SHORT PROBLEM: List all lines of the data containing the word "STATION".
[BEGIN RECORDS FOR THE TASK]
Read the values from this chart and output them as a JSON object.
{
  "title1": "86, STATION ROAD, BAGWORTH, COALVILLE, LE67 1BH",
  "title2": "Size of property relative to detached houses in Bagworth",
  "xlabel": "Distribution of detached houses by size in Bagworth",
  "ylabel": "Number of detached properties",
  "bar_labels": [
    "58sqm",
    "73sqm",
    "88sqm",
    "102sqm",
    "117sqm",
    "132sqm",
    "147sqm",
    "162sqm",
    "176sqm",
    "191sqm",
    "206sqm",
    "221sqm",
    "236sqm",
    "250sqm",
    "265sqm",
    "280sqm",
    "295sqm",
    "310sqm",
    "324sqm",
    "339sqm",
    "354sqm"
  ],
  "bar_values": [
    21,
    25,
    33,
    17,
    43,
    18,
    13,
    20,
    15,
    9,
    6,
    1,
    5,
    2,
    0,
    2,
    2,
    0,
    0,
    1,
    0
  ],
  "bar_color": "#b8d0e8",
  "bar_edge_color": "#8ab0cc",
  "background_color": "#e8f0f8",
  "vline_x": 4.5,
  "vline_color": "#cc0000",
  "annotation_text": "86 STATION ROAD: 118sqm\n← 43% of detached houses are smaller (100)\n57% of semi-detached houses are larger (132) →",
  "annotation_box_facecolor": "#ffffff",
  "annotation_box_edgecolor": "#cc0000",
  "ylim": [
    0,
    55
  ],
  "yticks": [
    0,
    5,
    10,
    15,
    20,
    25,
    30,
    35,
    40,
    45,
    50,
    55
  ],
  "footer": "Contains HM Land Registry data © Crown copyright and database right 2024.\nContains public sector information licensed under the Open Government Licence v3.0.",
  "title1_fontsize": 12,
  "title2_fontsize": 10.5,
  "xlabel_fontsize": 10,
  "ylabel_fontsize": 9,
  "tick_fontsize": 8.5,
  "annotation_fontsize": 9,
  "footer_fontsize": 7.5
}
[END RECORDS FOR THE TASK]
RESPONSE:
  "title1": "86, STATION ROAD, BAGWORTH, COALVILLE, LE67 1BH",
  "annotation_text": "86 STATION ROAD: 118sqm\n← 43% of detached houses are smaller (100)\n57% of semi-detached houses are larger (132) →",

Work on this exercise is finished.